Dir: Tizza Covi & Rainer Frimmel. Austria-Italy. 2009. 100mins.
A remarkable first foray into narrative filmmaking from an Italo-Austrian documentary duo, La Pivellina sets an affecting and naturalistic foundling story against the backdrop of an extended family of Rome-based circus folk.
Its grainy handheld aesthetic, Dogme-like use of available lighting and background sound, and a relatively flatline dramatic structure might suggest a festival career for this title – but there’s something so touching and human about the story and the performances that specialist theatrical action should not be ruled out.
We first see anxious middle-aged Patti (Gerardi), with her day-glo red hair, wandering around the scrappy streets and parks of an outer suburb of Rome looking in vain for her dog Hercules. What she does find is a two-year-old girl sitting abandoned on a swing, who says that her name is ‘Aia’ – or Asia. As there is no sign of her parents, Patti decides to take ‘la pivellina’ (the little squirt) home with her, to the trailer she lives in with her German companion Walter (Saabel).
It gradually emerges that Walter and Patti are circus performers; they live near another circus family whose teenage son, Tairo (Caroli), befriends the little girl and becomes inseparable from her. Walter is unhappy with the arrangement – he believes Patti should have taken Asia straight to the police – but he can’t quite bring himself to send the cute little tot away.

== STATED PROBLEM 1 ==
In the review of La Pivellina, what is the name of the dog Patti is searching for?
== STATED PROBLEM 2 ==
Carry on writing the La Pivellina review from its final sentence.

== GIVEN INFORMATION ==
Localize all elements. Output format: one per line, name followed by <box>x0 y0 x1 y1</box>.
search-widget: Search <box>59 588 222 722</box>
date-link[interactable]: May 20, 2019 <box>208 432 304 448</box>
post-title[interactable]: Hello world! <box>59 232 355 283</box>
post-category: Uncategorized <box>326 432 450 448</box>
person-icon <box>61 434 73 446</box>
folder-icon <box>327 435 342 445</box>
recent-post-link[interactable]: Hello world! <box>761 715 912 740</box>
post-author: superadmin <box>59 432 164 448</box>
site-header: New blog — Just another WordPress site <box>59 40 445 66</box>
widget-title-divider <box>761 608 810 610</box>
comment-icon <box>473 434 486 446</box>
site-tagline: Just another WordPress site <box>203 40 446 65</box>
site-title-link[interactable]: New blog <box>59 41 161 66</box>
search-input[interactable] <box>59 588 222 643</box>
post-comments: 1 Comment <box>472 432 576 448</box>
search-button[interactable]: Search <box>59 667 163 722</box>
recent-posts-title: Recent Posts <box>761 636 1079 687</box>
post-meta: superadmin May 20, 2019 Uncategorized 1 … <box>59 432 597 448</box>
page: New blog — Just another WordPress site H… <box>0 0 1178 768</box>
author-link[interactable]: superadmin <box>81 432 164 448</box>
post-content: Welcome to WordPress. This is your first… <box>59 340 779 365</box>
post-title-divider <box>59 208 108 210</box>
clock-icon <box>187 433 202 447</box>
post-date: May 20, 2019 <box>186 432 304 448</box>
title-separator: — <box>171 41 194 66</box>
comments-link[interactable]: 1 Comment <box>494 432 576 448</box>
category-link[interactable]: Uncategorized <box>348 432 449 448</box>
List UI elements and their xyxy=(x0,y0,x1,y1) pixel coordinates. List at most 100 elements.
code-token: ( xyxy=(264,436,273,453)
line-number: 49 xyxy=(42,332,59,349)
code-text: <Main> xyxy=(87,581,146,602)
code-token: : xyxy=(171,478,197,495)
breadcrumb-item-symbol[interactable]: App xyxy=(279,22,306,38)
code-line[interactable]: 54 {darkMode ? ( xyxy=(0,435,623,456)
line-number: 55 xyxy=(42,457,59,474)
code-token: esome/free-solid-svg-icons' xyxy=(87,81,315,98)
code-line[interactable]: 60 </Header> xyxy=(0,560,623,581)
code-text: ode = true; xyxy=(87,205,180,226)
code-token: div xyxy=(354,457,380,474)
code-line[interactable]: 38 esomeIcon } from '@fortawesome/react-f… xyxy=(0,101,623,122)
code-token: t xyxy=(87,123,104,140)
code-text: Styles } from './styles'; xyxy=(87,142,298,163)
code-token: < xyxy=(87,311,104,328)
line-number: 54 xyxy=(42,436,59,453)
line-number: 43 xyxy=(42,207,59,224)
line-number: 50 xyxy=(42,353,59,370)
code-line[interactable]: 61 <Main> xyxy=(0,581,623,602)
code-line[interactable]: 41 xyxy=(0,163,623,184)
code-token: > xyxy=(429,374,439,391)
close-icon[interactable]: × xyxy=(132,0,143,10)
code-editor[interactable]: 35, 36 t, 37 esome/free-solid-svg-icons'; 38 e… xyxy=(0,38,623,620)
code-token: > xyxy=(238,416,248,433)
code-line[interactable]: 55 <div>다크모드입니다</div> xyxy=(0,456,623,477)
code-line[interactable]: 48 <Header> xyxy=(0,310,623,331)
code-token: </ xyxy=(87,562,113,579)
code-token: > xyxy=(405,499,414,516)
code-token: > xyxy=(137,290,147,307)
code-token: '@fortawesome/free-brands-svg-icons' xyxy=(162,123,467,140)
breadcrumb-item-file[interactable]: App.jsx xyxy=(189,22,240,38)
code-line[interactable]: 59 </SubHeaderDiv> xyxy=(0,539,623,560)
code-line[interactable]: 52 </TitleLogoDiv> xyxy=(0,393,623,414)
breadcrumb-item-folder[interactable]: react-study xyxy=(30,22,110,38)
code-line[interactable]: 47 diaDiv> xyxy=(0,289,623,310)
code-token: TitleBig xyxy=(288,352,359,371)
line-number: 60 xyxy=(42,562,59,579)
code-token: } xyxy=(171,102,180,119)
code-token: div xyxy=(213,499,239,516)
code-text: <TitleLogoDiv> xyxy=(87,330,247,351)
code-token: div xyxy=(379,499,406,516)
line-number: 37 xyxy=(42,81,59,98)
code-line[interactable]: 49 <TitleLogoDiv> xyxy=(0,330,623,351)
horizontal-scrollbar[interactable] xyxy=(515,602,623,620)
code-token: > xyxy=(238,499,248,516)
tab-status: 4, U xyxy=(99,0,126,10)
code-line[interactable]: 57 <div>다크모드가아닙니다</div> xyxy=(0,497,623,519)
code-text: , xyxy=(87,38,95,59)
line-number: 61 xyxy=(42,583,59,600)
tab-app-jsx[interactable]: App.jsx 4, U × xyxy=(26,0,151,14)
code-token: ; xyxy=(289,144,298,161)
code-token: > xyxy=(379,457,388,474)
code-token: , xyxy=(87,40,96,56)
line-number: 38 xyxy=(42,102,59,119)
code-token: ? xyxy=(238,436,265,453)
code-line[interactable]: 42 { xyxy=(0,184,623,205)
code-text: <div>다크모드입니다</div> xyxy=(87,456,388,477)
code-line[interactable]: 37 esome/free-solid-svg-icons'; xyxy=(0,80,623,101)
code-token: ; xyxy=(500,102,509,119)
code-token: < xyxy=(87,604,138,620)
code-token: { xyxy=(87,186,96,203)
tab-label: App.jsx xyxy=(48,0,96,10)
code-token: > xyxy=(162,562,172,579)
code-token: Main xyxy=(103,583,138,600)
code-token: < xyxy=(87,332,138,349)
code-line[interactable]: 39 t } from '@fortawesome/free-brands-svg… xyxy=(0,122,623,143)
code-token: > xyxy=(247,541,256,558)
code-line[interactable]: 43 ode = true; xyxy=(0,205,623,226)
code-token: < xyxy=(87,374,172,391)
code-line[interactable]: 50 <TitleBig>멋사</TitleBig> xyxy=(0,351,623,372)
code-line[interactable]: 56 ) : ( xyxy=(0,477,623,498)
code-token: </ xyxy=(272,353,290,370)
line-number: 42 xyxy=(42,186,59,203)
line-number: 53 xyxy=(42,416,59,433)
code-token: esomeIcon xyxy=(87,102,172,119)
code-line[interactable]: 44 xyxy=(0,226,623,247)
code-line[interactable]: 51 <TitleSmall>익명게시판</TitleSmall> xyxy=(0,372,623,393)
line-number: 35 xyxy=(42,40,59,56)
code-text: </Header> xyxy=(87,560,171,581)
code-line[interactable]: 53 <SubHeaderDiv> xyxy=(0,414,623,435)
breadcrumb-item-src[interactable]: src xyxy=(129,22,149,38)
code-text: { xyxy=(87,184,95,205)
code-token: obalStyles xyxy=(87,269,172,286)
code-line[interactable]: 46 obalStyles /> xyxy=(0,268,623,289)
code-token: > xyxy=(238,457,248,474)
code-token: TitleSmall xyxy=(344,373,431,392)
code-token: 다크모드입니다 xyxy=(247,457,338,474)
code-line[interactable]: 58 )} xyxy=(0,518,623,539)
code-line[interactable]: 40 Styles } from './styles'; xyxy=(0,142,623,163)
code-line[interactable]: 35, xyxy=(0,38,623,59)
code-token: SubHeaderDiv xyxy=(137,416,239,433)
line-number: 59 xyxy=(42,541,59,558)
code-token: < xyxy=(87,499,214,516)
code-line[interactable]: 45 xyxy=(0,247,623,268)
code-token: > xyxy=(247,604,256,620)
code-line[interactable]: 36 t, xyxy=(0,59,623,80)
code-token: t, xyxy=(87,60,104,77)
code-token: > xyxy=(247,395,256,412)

== RESPONSE 1 ==
Hercules.

== RESPONSE 2 ==
That’s pretty much it for the plot. Though the unsustainability of this de facto adoption lends a certain dramatic tension, what really keeps us watching is another sort of tension related to questions about who’s acting and how much of this is real. Because apart from one rather wooden exchange near the beginning, these non-professional actors (all from the travelling circus milieu they inhabit in the film) give performances of astonishing authenticity. And Asia herself is a delight: bright, cute, a little stubborn, and (perhaps a little worryingly) determined to stay with Patti rather than go home to mamma. As might be expected, some of the most graceful sequences are those that have little to do with the plot and appear entirely improvised – including a scene where Walter teaches Tairo to box (it helps that the very likeable Caroli is clearly a born actor).
Crews don’t come much more pared-back than this: the two directors managed the camera and sound themselves, with DoP Frimmel keeping up close to characters (who must have been used to his presence; even little Asia only glances at the camera once). The settings are far from the Rome of the tourist brochures: grimy makeshift encampments behind corrugated iron walls, unauthorised allotments under viaducts and anonymous high-rise condominiums. In fits and starts we also get a sense of the rigours of life for circus folk: work is scarce, people are suspicious, and even getting connected to the electric grid is a major headache.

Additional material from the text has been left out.